# Challenge
All of the entries need to be written out again, exactly as they are.
⟨
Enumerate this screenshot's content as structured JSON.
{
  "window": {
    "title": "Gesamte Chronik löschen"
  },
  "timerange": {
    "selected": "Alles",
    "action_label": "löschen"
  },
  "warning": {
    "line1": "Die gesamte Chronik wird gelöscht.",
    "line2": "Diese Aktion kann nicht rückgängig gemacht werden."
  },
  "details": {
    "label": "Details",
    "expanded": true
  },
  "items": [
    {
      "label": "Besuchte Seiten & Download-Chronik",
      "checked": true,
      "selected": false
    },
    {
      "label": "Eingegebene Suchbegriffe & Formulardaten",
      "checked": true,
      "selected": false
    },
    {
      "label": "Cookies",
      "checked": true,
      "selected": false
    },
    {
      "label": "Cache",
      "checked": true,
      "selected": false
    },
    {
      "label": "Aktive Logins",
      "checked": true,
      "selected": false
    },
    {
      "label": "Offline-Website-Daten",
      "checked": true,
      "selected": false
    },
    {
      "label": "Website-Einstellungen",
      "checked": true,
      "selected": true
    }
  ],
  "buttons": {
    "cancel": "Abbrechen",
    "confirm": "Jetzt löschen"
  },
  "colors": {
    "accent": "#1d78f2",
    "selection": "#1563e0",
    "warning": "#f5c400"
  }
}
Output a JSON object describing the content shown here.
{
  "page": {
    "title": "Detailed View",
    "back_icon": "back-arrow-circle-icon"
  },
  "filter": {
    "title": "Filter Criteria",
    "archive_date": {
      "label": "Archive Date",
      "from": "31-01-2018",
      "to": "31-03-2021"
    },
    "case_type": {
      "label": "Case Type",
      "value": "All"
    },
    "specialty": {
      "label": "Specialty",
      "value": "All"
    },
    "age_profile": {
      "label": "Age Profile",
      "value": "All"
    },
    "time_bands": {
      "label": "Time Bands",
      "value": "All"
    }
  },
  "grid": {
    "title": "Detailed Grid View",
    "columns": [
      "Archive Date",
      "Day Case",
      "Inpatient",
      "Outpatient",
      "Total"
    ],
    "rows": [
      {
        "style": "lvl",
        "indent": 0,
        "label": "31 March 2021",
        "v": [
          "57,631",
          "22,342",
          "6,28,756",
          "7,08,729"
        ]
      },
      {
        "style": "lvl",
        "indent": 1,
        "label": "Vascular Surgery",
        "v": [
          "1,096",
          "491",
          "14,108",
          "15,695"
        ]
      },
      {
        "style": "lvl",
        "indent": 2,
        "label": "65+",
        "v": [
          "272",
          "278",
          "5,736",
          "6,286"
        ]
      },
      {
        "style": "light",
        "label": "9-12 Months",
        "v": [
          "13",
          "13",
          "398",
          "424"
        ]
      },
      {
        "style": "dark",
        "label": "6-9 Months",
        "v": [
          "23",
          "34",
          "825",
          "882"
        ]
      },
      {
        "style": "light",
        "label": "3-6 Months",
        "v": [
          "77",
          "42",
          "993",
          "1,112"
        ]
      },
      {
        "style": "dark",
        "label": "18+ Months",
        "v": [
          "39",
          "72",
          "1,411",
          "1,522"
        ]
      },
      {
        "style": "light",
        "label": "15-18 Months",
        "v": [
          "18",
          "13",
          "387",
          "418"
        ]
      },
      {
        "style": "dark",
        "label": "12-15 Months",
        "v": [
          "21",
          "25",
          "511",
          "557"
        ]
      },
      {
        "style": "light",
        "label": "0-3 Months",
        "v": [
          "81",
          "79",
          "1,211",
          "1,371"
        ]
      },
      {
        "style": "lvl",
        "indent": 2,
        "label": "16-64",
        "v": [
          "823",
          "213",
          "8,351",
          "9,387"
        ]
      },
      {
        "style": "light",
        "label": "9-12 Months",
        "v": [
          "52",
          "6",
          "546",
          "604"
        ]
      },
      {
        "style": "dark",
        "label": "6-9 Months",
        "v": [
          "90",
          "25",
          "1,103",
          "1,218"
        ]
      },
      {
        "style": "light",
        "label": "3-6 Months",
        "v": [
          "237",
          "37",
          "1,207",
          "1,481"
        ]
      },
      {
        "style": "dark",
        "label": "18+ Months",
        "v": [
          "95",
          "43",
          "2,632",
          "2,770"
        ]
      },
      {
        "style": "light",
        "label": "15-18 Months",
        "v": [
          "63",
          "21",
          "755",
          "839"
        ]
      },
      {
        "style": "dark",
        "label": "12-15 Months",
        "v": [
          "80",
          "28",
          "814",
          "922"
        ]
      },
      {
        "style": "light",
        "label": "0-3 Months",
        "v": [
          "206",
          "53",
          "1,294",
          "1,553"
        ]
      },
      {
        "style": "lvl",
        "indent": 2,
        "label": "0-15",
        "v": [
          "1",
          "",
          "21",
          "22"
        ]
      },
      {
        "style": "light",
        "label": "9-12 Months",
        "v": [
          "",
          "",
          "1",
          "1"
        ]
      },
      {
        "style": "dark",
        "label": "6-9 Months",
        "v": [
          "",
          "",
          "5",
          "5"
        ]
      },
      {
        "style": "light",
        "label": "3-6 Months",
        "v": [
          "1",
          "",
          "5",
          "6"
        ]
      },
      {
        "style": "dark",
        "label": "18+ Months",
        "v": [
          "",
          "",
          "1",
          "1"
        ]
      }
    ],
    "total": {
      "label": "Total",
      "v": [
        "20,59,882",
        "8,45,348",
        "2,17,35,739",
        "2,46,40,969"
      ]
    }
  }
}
⟩
# Complete answer
Enumerate this screenshot's content as structured JSON.
{
  "window": {
    "title": "Gesamte Chronik löschen"
  },
  "timerange": {
    "selected": "Alles",
    "action_label": "löschen"
  },
  "warning": {
    "line1": "Die gesamte Chronik wird gelöscht.",
    "line2": "Diese Aktion kann nicht rückgängig gemacht werden."
  },
  "details": {
    "label": "Details",
    "expanded": true
  },
  "items": [
    {
      "label": "Besuchte Seiten & Download-Chronik",
      "checked": true,
      "selected": false
    },
    {
      "label": "Eingegebene Suchbegriffe & Formulardaten",
      "checked": true,
      "selected": false
    },
    {
      "label": "Cookies",
      "checked": true,
      "selected": false
    },
    {
      "label": "Cache",
      "checked": true,
      "selected": false
    },
    {
      "label": "Aktive Logins",
      "checked": true,
      "selected": false
    },
    {
      "label": "Offline-Website-Daten",
      "checked": true,
      "selected": false
    },
    {
      "label": "Website-Einstellungen",
      "checked": true,
      "selected": true
    }
  ],
  "buttons": {
    "cancel": "Abbrechen",
    "confirm": "Jetzt löschen"
  },
  "colors": {
    "accent": "#1d78f2",
    "selection": "#1563e0",
    "warning": "#f5c400"
  }
}
Output a JSON object describing the content shown here.
{
  "page": {
    "title": "Detailed View",
    "back_icon": "back-arrow-circle-icon"
  },
  "filter": {
    "title": "Filter Criteria",
    "archive_date": {
      "label": "Archive Date",
      "from": "31-01-2018",
      "to": "31-03-2021"
    },
    "case_type": {
      "label": "Case Type",
      "value": "All"
    },
    "specialty": {
      "label": "Specialty",
      "value": "All"
    },
    "age_profile": {
      "label": "Age Profile",
      "value": "All"
    },
    "time_bands": {
      "label": "Time Bands",
      "value": "All"
    }
  },
  "grid": {
    "title": "Detailed Grid View",
    "columns": [
      "Archive Date",
      "Day Case",
      "Inpatient",
      "Outpatient",
      "Total"
    ],
    "rows": [
      {
        "style": "lvl",
        "indent": 0,
        "label": "31 March 2021",
        "v": [
          "57,631",
          "22,342",
          "6,28,756",
          "7,08,729"
        ]
      },
      {
        "style": "lvl",
        "indent": 1,
        "label": "Vascular Surgery",
        "v": [
          "1,096",
          "491",
          "14,108",
          "15,695"
        ]
      },
      {
        "style": "lvl",
        "indent": 2,
        "label": "65+",
        "v": [
          "272",
          "278",
          "5,736",
          "6,286"
        ]
      },
      {
        "style": "light",
        "label": "9-12 Months",
        "v": [
          "13",
          "13",
          "398",
          "424"
        ]
      },
      {
        "style": "dark",
        "label": "6-9 Months",
        "v": [
          "23",
          "34",
          "825",
          "882"
        ]
      },
      {
        "style": "light",
        "label": "3-6 Months",
        "v": [
          "77",
          "42",
          "993",
          "1,112"
        ]
      },
      {
        "style": "dark",
        "label": "18+ Months",
        "v": [
          "39",
          "72",
          "1,411",
          "1,522"
        ]
      },
      {
        "style": "light",
        "label": "15-18 Months",
        "v": [
          "18",
          "13",
          "387",
          "418"
        ]
      },
      {
        "style": "dark",
        "label": "12-15 Months",
        "v": [
          "21",
          "25",
          "511",
          "557"
        ]
      },
      {
        "style": "light",
        "label": "0-3 Months",
        "v": [
          "81",
          "79",
          "1,211",
          "1,371"
        ]
      },
      {
        "style": "lvl",
        "indent": 2,
        "label": "16-64",
        "v": [
          "823",
          "213",
          "8,351",
          "9,387"
        ]
      },
      {
        "style": "light",
        "label": "9-12 Months",
        "v": [
          "52",
          "6",
          "546",
          "604"
        ]
      },
      {
        "style": "dark",
        "label": "6-9 Months",
        "v": [
          "90",
          "25",
          "1,103",
          "1,218"
        ]
      },
      {
        "style": "light",
        "label": "3-6 Months",
        "v": [
          "237",
          "37",
          "1,207",
          "1,481"
        ]
      },
      {
        "style": "dark",
        "label": "18+ Months",
        "v": [
          "95",
          "43",
          "2,632",
          "2,770"
        ]
      },
      {
        "style": "light",
        "label": "15-18 Months",
        "v": [
          "63",
          "21",
          "755",
          "839"
        ]
      },
      {
        "style": "dark",
        "label": "12-15 Months",
        "v": [
          "80",
          "28",
          "814",
          "922"
        ]
      },
      {
        "style": "light",
        "label": "0-3 Months",
        "v": [
          "206",
          "53",
          "1,294",
          "1,553"
        ]
      },
      {
        "style": "lvl",
        "indent": 2,
        "label": "0-15",
        "v": [
          "1",
          "",
          "21",
          "22"
        ]
      },
      {
        "style": "light",
        "label": "9-12 Months",
        "v": [
          "",
          "",
          "1",
          "1"
        ]
      },
      {
        "style": "dark",
        "label": "6-9 Months",
        "v": [
          "",
          "",
          "5",
          "5"
        ]
      },
      {
        "style": "light",
        "label": "3-6 Months",
        "v": [
          "1",
          "",
          "5",
          "6"
        ]
      },
      {
        "style": "dark",
        "label": "18+ Months",
        "v": [
          "",
          "",
          "1",
          "1"
        ]
      }
    ],
    "total": {
      "label": "Total",
      "v": [
        "20,59,882",
        "8,45,348",
        "2,17,35,739",
        "2,46,40,969"
      ]
    }
  }
}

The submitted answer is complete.